## Exercise brief
From the entries below, copy every line where the string "Evaluasi" appears.

## Data for this task
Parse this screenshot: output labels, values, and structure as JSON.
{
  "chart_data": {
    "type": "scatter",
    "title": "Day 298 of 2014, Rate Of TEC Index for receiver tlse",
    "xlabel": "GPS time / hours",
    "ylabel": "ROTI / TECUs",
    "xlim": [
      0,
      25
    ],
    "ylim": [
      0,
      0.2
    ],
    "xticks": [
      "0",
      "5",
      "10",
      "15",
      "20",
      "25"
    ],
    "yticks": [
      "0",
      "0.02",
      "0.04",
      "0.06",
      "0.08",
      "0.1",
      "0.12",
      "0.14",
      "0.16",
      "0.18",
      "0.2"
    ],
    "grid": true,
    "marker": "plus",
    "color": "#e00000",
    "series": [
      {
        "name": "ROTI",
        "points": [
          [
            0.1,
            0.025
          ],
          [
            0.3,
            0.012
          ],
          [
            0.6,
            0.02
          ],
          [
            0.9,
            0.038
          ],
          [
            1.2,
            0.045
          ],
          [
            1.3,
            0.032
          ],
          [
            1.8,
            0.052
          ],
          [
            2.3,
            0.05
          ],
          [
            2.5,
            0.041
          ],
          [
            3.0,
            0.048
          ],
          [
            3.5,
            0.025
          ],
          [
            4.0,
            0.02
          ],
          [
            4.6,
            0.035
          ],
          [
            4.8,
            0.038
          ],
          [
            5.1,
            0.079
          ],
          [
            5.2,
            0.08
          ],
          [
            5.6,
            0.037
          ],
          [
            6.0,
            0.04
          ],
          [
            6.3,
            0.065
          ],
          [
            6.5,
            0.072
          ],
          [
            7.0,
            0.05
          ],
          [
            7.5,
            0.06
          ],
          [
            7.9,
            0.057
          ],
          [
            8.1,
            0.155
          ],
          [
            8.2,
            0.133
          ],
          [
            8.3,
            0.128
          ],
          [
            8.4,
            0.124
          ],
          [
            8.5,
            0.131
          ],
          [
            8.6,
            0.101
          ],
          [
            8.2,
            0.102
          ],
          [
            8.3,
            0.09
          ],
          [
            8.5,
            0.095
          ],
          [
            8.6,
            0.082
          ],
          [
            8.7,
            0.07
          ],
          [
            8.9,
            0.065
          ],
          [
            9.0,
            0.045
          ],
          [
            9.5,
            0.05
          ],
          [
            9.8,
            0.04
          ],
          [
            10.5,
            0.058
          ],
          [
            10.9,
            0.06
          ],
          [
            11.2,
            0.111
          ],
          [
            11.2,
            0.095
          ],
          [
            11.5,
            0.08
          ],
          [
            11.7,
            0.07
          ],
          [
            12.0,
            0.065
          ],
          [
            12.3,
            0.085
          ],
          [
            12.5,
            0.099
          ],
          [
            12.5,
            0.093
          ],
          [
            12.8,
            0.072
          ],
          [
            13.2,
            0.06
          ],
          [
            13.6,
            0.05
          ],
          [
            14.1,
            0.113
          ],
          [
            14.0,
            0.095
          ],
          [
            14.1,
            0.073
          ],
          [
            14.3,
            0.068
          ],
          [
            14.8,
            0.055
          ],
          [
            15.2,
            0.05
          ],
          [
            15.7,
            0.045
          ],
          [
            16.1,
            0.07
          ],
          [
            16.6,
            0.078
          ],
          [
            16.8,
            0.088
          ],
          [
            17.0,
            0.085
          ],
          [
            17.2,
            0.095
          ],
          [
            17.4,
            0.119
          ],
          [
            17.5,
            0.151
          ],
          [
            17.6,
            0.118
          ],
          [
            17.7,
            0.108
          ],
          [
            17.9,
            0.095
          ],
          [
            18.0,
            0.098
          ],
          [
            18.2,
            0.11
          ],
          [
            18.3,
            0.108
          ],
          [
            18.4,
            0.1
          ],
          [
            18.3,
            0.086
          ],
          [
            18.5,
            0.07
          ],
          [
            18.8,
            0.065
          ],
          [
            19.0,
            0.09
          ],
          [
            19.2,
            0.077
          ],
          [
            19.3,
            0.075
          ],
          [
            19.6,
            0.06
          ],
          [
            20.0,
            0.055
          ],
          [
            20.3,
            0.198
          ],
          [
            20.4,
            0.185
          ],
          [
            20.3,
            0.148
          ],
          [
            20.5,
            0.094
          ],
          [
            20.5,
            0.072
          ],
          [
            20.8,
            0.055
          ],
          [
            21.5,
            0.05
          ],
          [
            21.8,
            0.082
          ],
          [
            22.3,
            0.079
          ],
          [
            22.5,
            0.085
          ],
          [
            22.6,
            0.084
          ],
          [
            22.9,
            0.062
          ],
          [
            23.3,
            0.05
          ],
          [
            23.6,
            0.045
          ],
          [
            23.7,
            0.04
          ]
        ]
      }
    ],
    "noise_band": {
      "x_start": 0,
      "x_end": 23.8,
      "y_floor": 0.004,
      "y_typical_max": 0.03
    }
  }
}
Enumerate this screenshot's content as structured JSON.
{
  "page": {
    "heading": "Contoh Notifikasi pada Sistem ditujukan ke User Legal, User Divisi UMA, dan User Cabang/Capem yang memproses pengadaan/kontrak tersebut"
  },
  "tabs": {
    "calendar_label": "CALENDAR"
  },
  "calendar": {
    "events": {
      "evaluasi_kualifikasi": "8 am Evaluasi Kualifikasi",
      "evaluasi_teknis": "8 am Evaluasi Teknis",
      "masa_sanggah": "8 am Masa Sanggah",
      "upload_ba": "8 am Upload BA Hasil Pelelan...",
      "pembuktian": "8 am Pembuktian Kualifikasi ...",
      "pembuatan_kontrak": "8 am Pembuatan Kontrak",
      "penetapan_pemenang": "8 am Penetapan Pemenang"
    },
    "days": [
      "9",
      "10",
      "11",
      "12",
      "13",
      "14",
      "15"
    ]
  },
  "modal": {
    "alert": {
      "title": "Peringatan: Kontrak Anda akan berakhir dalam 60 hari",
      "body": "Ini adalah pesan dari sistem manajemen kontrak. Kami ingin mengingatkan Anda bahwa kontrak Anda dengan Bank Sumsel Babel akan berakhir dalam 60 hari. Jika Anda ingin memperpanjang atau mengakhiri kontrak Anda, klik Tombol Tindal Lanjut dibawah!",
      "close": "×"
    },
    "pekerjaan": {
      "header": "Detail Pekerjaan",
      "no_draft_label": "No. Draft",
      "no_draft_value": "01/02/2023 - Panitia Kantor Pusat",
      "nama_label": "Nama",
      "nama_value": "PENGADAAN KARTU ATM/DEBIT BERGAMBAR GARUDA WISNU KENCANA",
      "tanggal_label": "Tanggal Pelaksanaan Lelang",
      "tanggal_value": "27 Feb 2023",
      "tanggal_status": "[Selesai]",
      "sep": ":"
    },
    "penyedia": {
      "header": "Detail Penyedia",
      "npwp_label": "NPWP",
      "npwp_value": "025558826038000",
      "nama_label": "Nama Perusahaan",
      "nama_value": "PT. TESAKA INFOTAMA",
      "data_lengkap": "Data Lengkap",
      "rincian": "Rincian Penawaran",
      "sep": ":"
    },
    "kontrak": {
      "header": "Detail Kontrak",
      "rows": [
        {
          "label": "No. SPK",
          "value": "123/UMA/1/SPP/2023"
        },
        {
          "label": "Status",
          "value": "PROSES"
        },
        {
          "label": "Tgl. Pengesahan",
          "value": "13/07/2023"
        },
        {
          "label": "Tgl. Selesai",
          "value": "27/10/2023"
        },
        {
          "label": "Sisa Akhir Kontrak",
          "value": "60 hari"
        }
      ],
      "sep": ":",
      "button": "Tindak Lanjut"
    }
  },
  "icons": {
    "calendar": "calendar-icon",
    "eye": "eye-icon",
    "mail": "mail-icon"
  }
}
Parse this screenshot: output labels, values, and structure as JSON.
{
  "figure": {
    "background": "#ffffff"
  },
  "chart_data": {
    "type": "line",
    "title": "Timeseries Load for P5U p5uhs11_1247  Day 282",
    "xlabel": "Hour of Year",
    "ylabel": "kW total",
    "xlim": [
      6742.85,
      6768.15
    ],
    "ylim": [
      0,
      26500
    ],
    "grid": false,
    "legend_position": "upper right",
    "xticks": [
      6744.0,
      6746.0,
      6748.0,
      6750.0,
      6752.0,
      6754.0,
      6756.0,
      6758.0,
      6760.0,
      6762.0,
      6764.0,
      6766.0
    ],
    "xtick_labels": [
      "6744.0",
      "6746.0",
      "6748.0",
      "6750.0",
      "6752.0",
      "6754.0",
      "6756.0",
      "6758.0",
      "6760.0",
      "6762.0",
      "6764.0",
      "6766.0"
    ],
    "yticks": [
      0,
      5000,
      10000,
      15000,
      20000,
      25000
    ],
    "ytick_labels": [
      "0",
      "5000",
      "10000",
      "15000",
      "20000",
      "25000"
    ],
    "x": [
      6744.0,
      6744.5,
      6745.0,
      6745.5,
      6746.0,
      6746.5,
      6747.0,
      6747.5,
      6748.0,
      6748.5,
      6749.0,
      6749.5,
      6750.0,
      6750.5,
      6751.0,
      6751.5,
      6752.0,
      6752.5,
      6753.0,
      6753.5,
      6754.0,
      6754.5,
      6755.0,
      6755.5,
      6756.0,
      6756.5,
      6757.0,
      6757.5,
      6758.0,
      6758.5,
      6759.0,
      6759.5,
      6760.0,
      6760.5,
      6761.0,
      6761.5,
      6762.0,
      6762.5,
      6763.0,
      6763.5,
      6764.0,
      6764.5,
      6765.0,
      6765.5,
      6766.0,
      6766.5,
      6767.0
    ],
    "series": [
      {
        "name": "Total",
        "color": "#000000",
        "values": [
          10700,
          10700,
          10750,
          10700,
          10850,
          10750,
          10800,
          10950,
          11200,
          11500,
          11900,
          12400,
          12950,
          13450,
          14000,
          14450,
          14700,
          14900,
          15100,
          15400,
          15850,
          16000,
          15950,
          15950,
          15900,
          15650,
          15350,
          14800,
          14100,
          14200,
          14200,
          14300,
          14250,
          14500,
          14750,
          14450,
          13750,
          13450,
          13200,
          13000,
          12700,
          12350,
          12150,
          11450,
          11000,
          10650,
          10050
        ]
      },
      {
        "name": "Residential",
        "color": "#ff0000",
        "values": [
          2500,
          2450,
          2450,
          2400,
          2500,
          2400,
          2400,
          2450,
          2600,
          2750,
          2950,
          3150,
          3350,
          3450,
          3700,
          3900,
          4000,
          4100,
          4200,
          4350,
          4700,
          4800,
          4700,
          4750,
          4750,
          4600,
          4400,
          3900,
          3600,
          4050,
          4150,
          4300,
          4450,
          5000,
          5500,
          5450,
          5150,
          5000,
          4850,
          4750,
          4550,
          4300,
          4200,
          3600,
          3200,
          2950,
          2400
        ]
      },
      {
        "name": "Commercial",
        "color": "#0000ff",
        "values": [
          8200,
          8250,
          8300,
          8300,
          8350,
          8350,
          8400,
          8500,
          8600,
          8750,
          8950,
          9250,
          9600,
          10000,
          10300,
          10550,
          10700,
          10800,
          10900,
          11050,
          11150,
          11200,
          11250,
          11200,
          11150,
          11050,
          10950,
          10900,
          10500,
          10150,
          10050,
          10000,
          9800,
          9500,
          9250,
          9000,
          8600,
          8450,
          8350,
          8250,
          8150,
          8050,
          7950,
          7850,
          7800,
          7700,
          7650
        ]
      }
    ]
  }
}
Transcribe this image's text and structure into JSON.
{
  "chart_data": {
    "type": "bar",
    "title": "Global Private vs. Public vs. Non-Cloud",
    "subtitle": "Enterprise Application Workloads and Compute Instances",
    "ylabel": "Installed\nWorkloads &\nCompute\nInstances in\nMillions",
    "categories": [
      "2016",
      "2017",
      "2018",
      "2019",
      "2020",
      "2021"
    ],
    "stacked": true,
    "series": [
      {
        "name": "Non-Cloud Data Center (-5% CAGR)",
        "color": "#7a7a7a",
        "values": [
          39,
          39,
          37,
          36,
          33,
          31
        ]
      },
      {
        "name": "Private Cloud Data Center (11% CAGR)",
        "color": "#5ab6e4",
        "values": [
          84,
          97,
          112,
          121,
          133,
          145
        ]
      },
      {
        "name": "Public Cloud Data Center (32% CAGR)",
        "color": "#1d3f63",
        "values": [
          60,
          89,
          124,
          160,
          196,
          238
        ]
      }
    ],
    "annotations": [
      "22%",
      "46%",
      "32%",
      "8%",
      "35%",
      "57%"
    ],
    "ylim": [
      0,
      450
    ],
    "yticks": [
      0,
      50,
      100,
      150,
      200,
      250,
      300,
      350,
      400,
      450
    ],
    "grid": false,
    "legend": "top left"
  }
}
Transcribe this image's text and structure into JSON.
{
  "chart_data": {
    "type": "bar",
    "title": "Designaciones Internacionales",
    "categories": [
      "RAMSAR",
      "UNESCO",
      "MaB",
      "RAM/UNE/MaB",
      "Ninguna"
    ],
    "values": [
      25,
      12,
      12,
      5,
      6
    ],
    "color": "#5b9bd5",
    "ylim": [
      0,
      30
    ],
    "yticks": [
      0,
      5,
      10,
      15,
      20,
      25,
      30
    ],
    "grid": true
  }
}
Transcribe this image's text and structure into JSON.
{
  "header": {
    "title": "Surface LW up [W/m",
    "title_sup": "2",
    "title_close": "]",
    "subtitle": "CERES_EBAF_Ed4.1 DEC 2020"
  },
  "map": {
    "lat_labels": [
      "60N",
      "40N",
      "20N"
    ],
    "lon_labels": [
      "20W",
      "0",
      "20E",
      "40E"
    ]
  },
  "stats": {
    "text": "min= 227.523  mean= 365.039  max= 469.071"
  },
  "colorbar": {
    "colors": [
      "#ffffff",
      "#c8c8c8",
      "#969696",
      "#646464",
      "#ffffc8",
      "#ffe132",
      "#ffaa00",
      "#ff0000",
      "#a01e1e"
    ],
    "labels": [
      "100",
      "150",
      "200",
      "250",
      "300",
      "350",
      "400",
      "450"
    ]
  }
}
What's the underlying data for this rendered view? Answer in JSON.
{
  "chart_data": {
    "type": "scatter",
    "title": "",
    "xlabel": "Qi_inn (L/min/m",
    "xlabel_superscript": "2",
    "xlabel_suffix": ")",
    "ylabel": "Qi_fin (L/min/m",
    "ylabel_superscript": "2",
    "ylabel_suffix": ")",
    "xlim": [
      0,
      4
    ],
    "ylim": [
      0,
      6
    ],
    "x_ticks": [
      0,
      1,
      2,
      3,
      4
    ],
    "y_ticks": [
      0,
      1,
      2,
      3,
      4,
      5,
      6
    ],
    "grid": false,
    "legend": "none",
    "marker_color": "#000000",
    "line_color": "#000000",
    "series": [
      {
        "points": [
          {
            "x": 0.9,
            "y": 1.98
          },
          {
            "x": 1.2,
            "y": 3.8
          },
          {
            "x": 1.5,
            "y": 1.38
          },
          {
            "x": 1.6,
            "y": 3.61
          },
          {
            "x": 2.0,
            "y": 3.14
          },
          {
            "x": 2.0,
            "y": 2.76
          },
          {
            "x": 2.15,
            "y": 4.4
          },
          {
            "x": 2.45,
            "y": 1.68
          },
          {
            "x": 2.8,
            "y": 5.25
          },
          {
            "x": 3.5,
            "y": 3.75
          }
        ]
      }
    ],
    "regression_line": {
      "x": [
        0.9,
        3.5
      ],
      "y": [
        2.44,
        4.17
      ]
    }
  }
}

## Result of the exercise
      "evaluasi_kualifikasi": "8 am Evaluasi Kualifikasi",
      "evaluasi_teknis": "8 am Evaluasi Teknis",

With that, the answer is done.